→ **Task description**:
All the entries need to be quoted exactly, apart from the pictures, which you should drop.

→ **The input**:
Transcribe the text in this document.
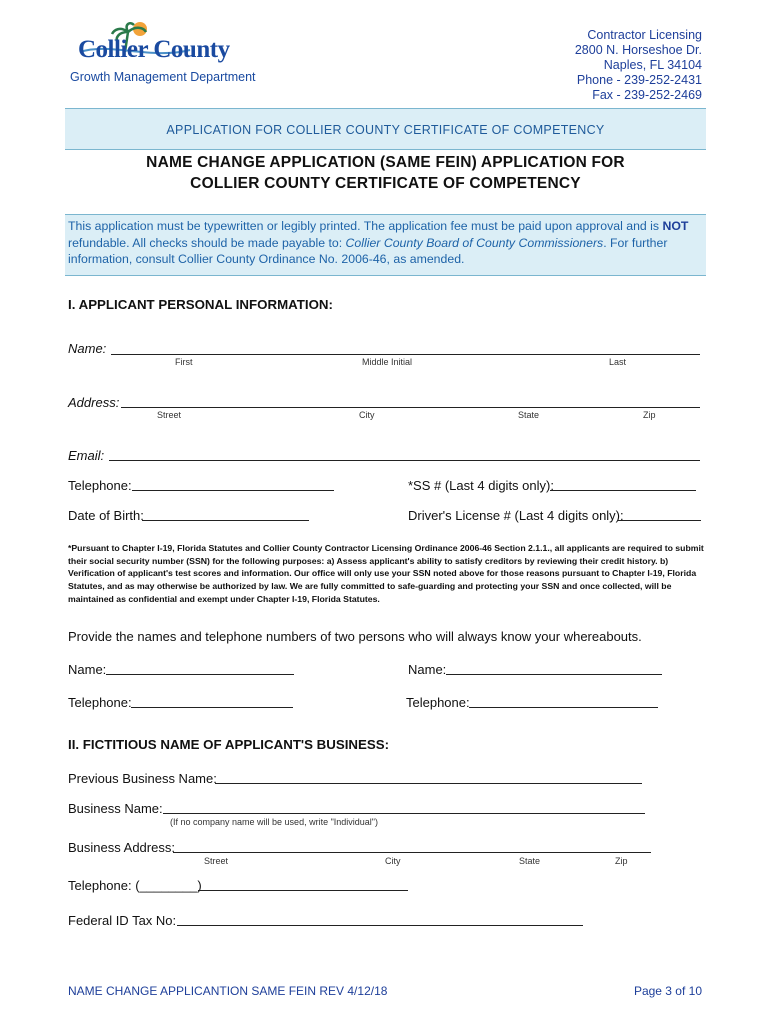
Collier County
Growth Management Department
Contractor Licensing
2800 N. Horseshoe Dr.
Naples, FL 34104
Phone - 239-252-2431
Fax - 239-252-2469
APPLICATION FOR COLLIER COUNTY CERTIFICATE OF COMPETENCY
NAME CHANGE APPLICATION (SAME FEIN) APPLICATION FOR
COLLIER COUNTY CERTIFICATE OF COMPETENCY
This application must be typewritten or legibly printed. The application fee must be paid upon approval and is NOT refundable. All checks should be made payable to: Collier County Board of County Commissioners. For further information, consult Collier County Ordinance No. 2006-46, as amended.
I. APPLICANT PERSONAL INFORMATION:
Name:
First	Middle Initial	Last
Address:
Street	City	State	Zip
Email:
Telephone:	*SS # (Last 4 digits only):
Date of Birth:	Driver's License # (Last 4 digits only):
*Pursuant to Chapter I-19, Florida Statutes and Collier County Contractor Licensing Ordinance 2006-46 Section 2.1.1., all applicants are required to submit their social security number (SSN) for the following purposes: a) Assess applicant's ability to satisfy creditors by reviewing their credit history. b) Verification of applicant's test scores and information. Our office will only use your SSN noted above for those reasons pursuant to Chapter I-19, Florida Statutes, and as may otherwise be authorized by law. We are fully committed to safe-guarding and protecting your SSN and once collected, will be maintained as confidential and exempt under Chapter I-19, Florida Statutes.
Provide the names and telephone numbers of two persons who will always know your whereabouts.
Name:	Name:
Telephone:	Telephone:
II. FICTITIOUS NAME OF APPLICANT'S BUSINESS:
Previous Business Name:
Business Name:
(If no company name will be used, write "Individual")
Business Address:
Street	City	State	Zip
Telephone: (________)
Federal ID Tax No:
NAME CHANGE APPLICANTION SAME FEIN REV 4/12/18	Page 3 of 10
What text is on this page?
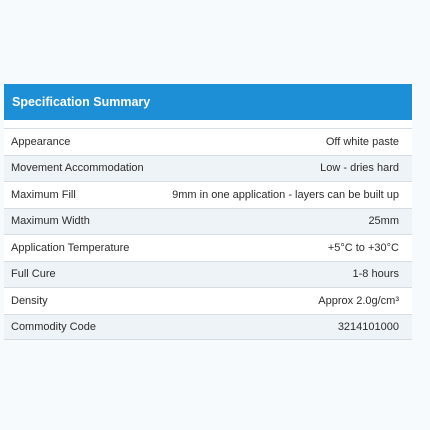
Specification Summary
Appearance	Off white paste
Movement Accommodation	Low - dries hard
Maximum Fill	9mm in one application - layers can be built up
Maximum Width	25mm
Application Temperature	+5°C to +30°C
Full Cure	1-8 hours
Density	Approx 2.0g/cm³
Commodity Code	3214101000
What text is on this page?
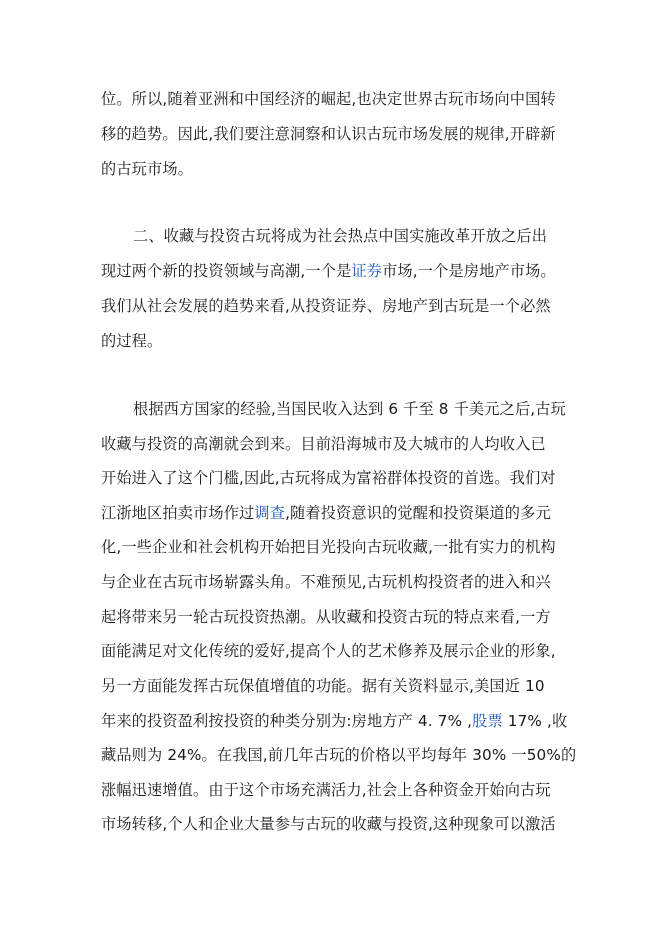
位。所以,随着亚洲和中国经济的崛起,也决定世界古玩市场向中国转

移的趋势。因此,我们要注意洞察和认识古玩市场发展的规律,开辟新

的古玩市场。

二、收藏与投资古玩将成为社会热点中国实施改革开放之后出

现过两个新的投资领域与高潮,一个是证券市场,一个是房地产市场。

我们从社会发展的趋势来看,从投资证券、房地产到古玩是一个必然

的过程。

根据西方国家的经验,当国民收入达到 6 千至 8 千美元之后,古玩

收藏与投资的高潮就会到来。目前沿海城市及大城市的人均收入已

开始进入了这个门槛,因此,古玩将成为富裕群体投资的首选。我们对

江浙地区拍卖市场作过调查,随着投资意识的觉醒和投资渠道的多元

化,一些企业和社会机构开始把目光投向古玩收藏,一批有实力的机构

与企业在古玩市场崭露头角。不难预见,古玩机构投资者的进入和兴

起将带来另一轮古玩投资热潮。从收藏和投资古玩的特点来看,一方

面能满足对文化传统的爱好,提高个人的艺术修养及展示企业的形象,

另一方面能发挥古玩保值增值的功能。据有关资料显示,美国近 10

年来的投资盈利按投资的种类分别为:房地方产 4. 7% ,股票 17% ,收

藏品则为 24%。在我国,前几年古玩的价格以平均每年 30% 一50%的

涨幅迅速增值。由于这个市场充满活力,社会上各种资金开始向古玩

市场转移,个人和企业大量参与古玩的收藏与投资,这种现象可以激活
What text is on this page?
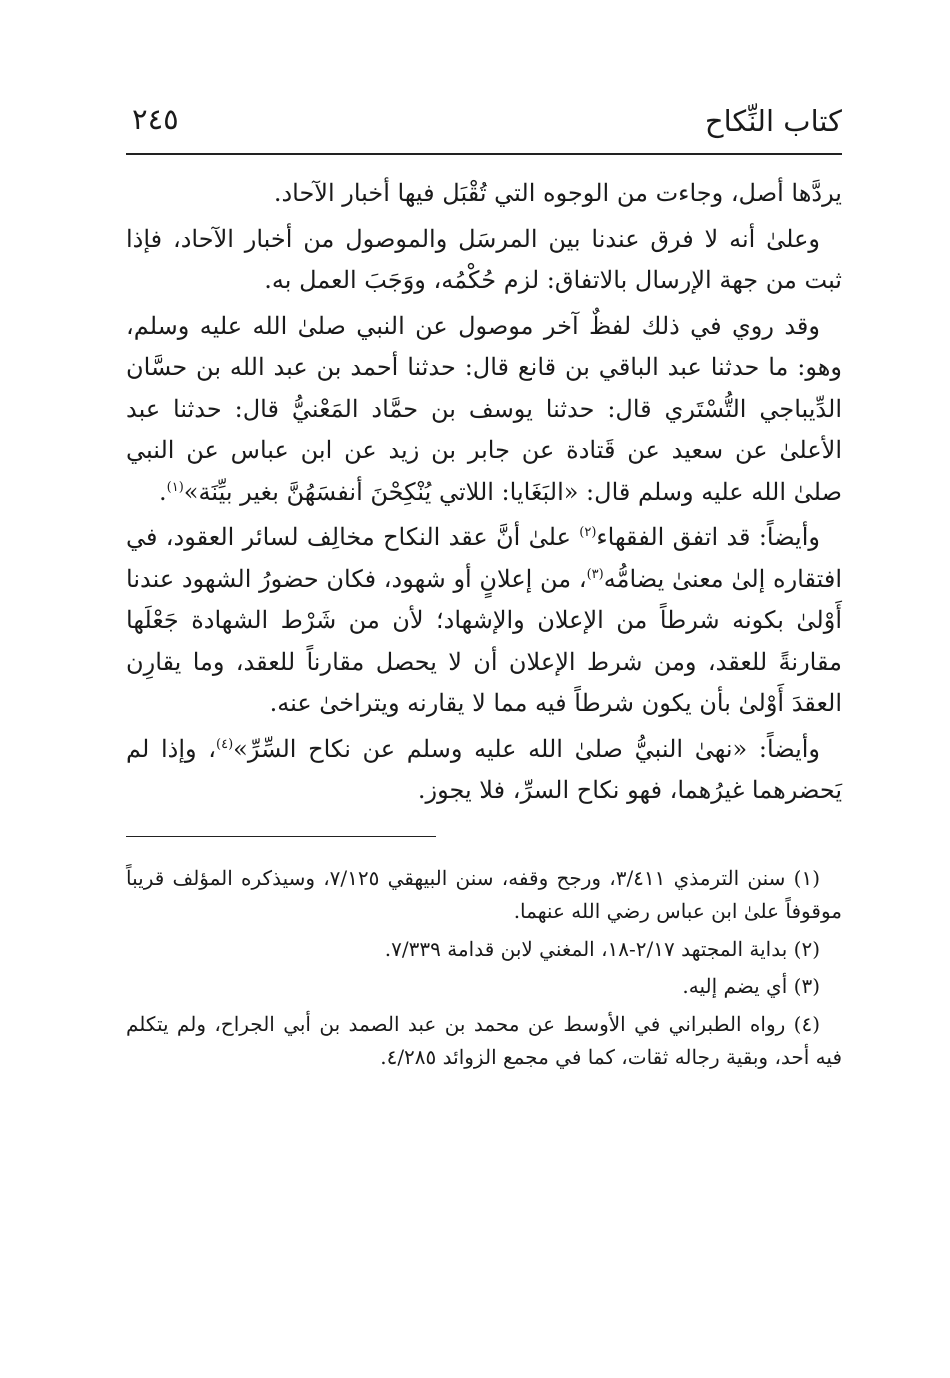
كتاب النِّكاح
٢٤٥

يردَّها أصل، وجاءت من الوجوه التي تُقْبَل فيها أخبار الآحاد.

وعلىٰ أنه لا فرق عندنا بين المرسَل والموصول من أخبار الآحاد، فإذا ثبت من جهة الإرسال بالاتفاق: لزم حُكْمُه، ووَجَبَ العمل به.

وقد روي في ذلك لفظٌ آخر موصول عن النبي صلىٰ الله عليه وسلم، وهو: ما حدثنا عبد الباقي بن قانع قال: حدثنا أحمد بن عبد الله بن حسَّان الدِّيباجي التُّسْتَري قال: حدثنا يوسف بن حمَّاد المَعْنيُّ قال: حدثنا عبد الأعلىٰ عن سعيد عن قَتادة عن جابر بن زيد عن ابن عباس عن النبي صلىٰ الله عليه وسلم قال: «البَغَايا: اللاتي يُنْكِحْنَ أنفسَهُنَّ بغير بيِّنَة»$^{(١)}$.

وأيضاً: قد اتفق الفقهاء$^{(٢)}$ علىٰ أنَّ عقد النكاح مخالِف لسائر العقود، في افتقاره إلىٰ معنىٰ يضامُّه$^{(٣)}$، من إعلانٍ أو شهود، فكان حضورُ الشهود عندنا أَوْلىٰ بكونه شرطاً من الإعلان والإشهاد؛ لأن من شَرْط الشهادة جَعْلَها مقارنةً للعقد، ومن شرط الإعلان أن لا يحصل مقارناً للعقد، وما يقارِن العقدَ أَوْلىٰ بأن يكون شرطاً فيه مما لا يقارنه ويتراخىٰ عنه.

وأيضاً: «نهىٰ النبيُّ صلىٰ الله عليه وسلم عن نكاح السِّرِّ»$^{(٤)}$، وإذا لم يَحضرهما غيرُهما، فهو نكاح السرِّ، فلا يجوز.

(١) سنن الترمذي ٣/٤١١، ورجح وقفه، سنن البيهقي ٧/١٢٥، وسيذكره المؤلف قريباً موقوفاً علىٰ ابن عباس رضي الله عنهما.

(٢) بداية المجتهد ٢/١٧-١٨، المغني لابن قدامة ٧/٣٣٩.

(٣) أي يضم إليه.

(٤) رواه الطبراني في الأوسط عن محمد بن عبد الصمد بن أبي الجراح، ولم يتكلم فيه أحد، وبقية رجاله ثقات، كما في مجمع الزوائد ٤/٢٨٥.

→ **Full response**:
Transcribe the text in this document.
Collier County
Growth Management Department
Contractor Licensing
2800 N. Horseshoe Dr.
Naples, FL 34104
Phone - 239-252-2431
Fax - 239-252-2469
APPLICATION FOR COLLIER COUNTY CERTIFICATE OF COMPETENCY
NAME CHANGE APPLICATION (SAME FEIN) APPLICATION FOR
COLLIER COUNTY CERTIFICATE OF COMPETENCY
This application must be typewritten or legibly printed. The application fee must be paid upon approval and is NOT refundable. All checks should be made payable to: Collier County Board of County Commissioners. For further information, consult Collier County Ordinance No. 2006-46, as amended.
I. APPLICANT PERSONAL INFORMATION:
Name:
First	Middle Initial	Last
Address:
Street	City	State	Zip
Email:
Telephone:	*SS # (Last 4 digits only):
Date of Birth:	Driver's License # (Last 4 digits only):
*Pursuant to Chapter I-19, Florida Statutes and Collier County Contractor Licensing Ordinance 2006-46 Section 2.1.1., all applicants are required to submit their social security number (SSN) for the following purposes: a) Assess applicant's ability to satisfy creditors by reviewing their credit history. b) Verification of applicant's test scores and information. Our office will only use your SSN noted above for those reasons pursuant to Chapter I-19, Florida Statutes, and as may otherwise be authorized by law. We are fully committed to safe-guarding and protecting your SSN and once collected, will be maintained as confidential and exempt under Chapter I-19, Florida Statutes.
Provide the names and telephone numbers of two persons who will always know your whereabouts.
Name:	Name:
Telephone:	Telephone:
II. FICTITIOUS NAME OF APPLICANT'S BUSINESS:
Previous Business Name:
Business Name:
(If no company name will be used, write "Individual")
Business Address:
Street	City	State	Zip
Telephone: (________)
Federal ID Tax No:
NAME CHANGE APPLICANTION SAME FEIN REV 4/12/18	Page 3 of 10
What text is on this page?
Specification Summary
Appearance	Off white paste
Movement Accommodation	Low - dries hard
Maximum Fill	9mm in one application - layers can be built up
Maximum Width	25mm
Application Temperature	+5°C to +30°C
Full Cure	1-8 hours
Density	Approx 2.0g/cm³
Commodity Code	3214101000
What text is on this page?
位。所以,随着亚洲和中国经济的崛起,也决定世界古玩市场向中国转

移的趋势。因此,我们要注意洞察和认识古玩市场发展的规律,开辟新

的古玩市场。

二、收藏与投资古玩将成为社会热点中国实施改革开放之后出

现过两个新的投资领域与高潮,一个是证券市场,一个是房地产市场。

我们从社会发展的趋势来看,从投资证券、房地产到古玩是一个必然

的过程。

根据西方国家的经验,当国民收入达到 6 千至 8 千美元之后,古玩

收藏与投资的高潮就会到来。目前沿海城市及大城市的人均收入已

开始进入了这个门槛,因此,古玩将成为富裕群体投资的首选。我们对

江浙地区拍卖市场作过调查,随着投资意识的觉醒和投资渠道的多元

化,一些企业和社会机构开始把目光投向古玩收藏,一批有实力的机构

与企业在古玩市场崭露头角。不难预见,古玩机构投资者的进入和兴

起将带来另一轮古玩投资热潮。从收藏和投资古玩的特点来看,一方

面能满足对文化传统的爱好,提高个人的艺术修养及展示企业的形象,

另一方面能发挥古玩保值增值的功能。据有关资料显示,美国近 10

年来的投资盈利按投资的种类分别为:房地方产 4. 7% ,股票 17% ,收

藏品则为 24%。在我国,前几年古玩的价格以平均每年 30% 一50%的

涨幅迅速增值。由于这个市场充满活力,社会上各种资金开始向古玩

市场转移,个人和企业大量参与古玩的收藏与投资,这种现象可以激活
What text is on this page?
كتاب النِّكاح
٢٤٥

يردَّها أصل، وجاءت من الوجوه التي تُقْبَل فيها أخبار الآحاد.

وعلىٰ أنه لا فرق عندنا بين المرسَل والموصول من أخبار الآحاد، فإذا ثبت من جهة الإرسال بالاتفاق: لزم حُكْمُه، ووَجَبَ العمل به.

وقد روي في ذلك لفظٌ آخر موصول عن النبي صلىٰ الله عليه وسلم، وهو: ما حدثنا عبد الباقي بن قانع قال: حدثنا أحمد بن عبد الله بن حسَّان الدِّيباجي التُّسْتَري قال: حدثنا يوسف بن حمَّاد المَعْنيُّ قال: حدثنا عبد الأعلىٰ عن سعيد عن قَتادة عن جابر بن زيد عن ابن عباس عن النبي صلىٰ الله عليه وسلم قال: «البَغَايا: اللاتي يُنْكِحْنَ أنفسَهُنَّ بغير بيِّنَة»$^{(١)}$.

وأيضاً: قد اتفق الفقهاء$^{(٢)}$ علىٰ أنَّ عقد النكاح مخالِف لسائر العقود، في افتقاره إلىٰ معنىٰ يضامُّه$^{(٣)}$، من إعلانٍ أو شهود، فكان حضورُ الشهود عندنا أَوْلىٰ بكونه شرطاً من الإعلان والإشهاد؛ لأن من شَرْط الشهادة جَعْلَها مقارنةً للعقد، ومن شرط الإعلان أن لا يحصل مقارناً للعقد، وما يقارِن العقدَ أَوْلىٰ بأن يكون شرطاً فيه مما لا يقارنه ويتراخىٰ عنه.

وأيضاً: «نهىٰ النبيُّ صلىٰ الله عليه وسلم عن نكاح السِّرِّ»$^{(٤)}$، وإذا لم يَحضرهما غيرُهما، فهو نكاح السرِّ، فلا يجوز.

(١) سنن الترمذي ٣/٤١١، ورجح وقفه، سنن البيهقي ٧/١٢٥، وسيذكره المؤلف قريباً موقوفاً علىٰ ابن عباس رضي الله عنهما.

(٢) بداية المجتهد ٢/١٧-١٨، المغني لابن قدامة ٧/٣٣٩.

(٣) أي يضم إليه.

(٤) رواه الطبراني في الأوسط عن محمد بن عبد الصمد بن أبي الجراح، ولم يتكلم فيه أحد، وبقية رجاله ثقات، كما في مجمع الزوائد ٤/٢٨٥.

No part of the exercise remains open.